### Brief:
Make an exact copy of each entry, leaving out every picture.

Data excerpts

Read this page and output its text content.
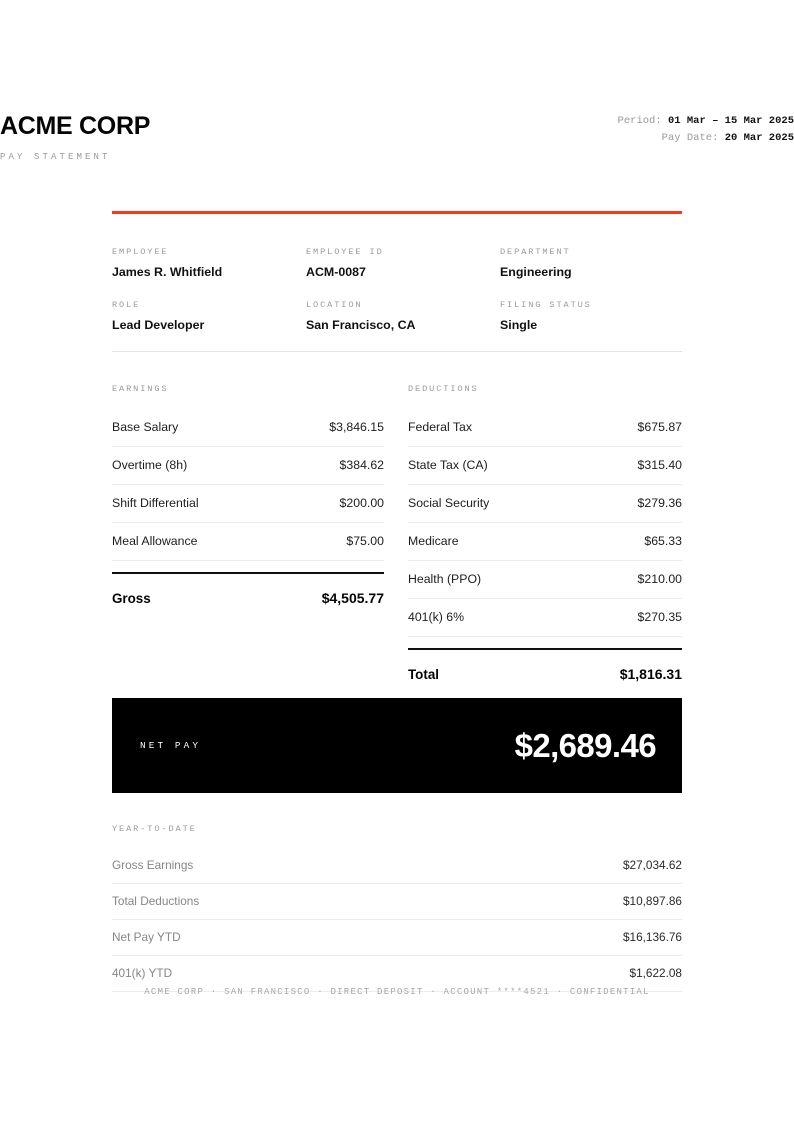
ACME CORP
PAY STATEMENT
Period: 01 Mar – 15 Mar 2025
Pay Date: 20 Mar 2025
EMPLOYEE
James R. Whitfield
EMPLOYEE ID
ACM-0087
DEPARTMENT
Engineering
ROLE
Lead Developer
LOCATION
San Francisco, CA
FILING STATUS
Single
EARNINGS
Base Salary	$3,846.15
Overtime (8h)	$384.62
Shift Differential	$200.00
Meal Allowance	$75.00
Gross	$4,505.77
DEDUCTIONS
Federal Tax	$675.87
State Tax (CA)	$315.40
Social Security	$279.36
Medicare	$65.33
Health (PPO)	$210.00
401(k) 6%	$270.35
Total	$1,816.31
NET PAY	$2,689.46
YEAR-TO-DATE
Gross Earnings	$27,034.62
Total Deductions	$10,897.86
Net Pay YTD	$16,136.76
401(k) YTD	$1,622.08
ACME CORP · SAN FRANCISCO · DIRECT DEPOSIT · ACCOUNT ****4521 · CONFIDENTIAL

### Solution:
Read this page and output its text content.
ACME CORP
PAY STATEMENT
Period: 01 Mar – 15 Mar 2025
Pay Date: 20 Mar 2025
EMPLOYEE
James R. Whitfield
EMPLOYEE ID
ACM-0087
DEPARTMENT
Engineering
ROLE
Lead Developer
LOCATION
San Francisco, CA
FILING STATUS
Single
EARNINGS
Base Salary	$3,846.15
Overtime (8h)	$384.62
Shift Differential	$200.00
Meal Allowance	$75.00
Gross	$4,505.77
DEDUCTIONS
Federal Tax	$675.87
State Tax (CA)	$315.40
Social Security	$279.36
Medicare	$65.33
Health (PPO)	$210.00
401(k) 6%	$270.35
Total	$1,816.31
NET PAY	$2,689.46
YEAR-TO-DATE
Gross Earnings	$27,034.62
Total Deductions	$10,897.86
Net Pay YTD	$16,136.76
401(k) YTD	$1,622.08
ACME CORP · SAN FRANCISCO · DIRECT DEPOSIT · ACCOUNT ****4521 · CONFIDENTIAL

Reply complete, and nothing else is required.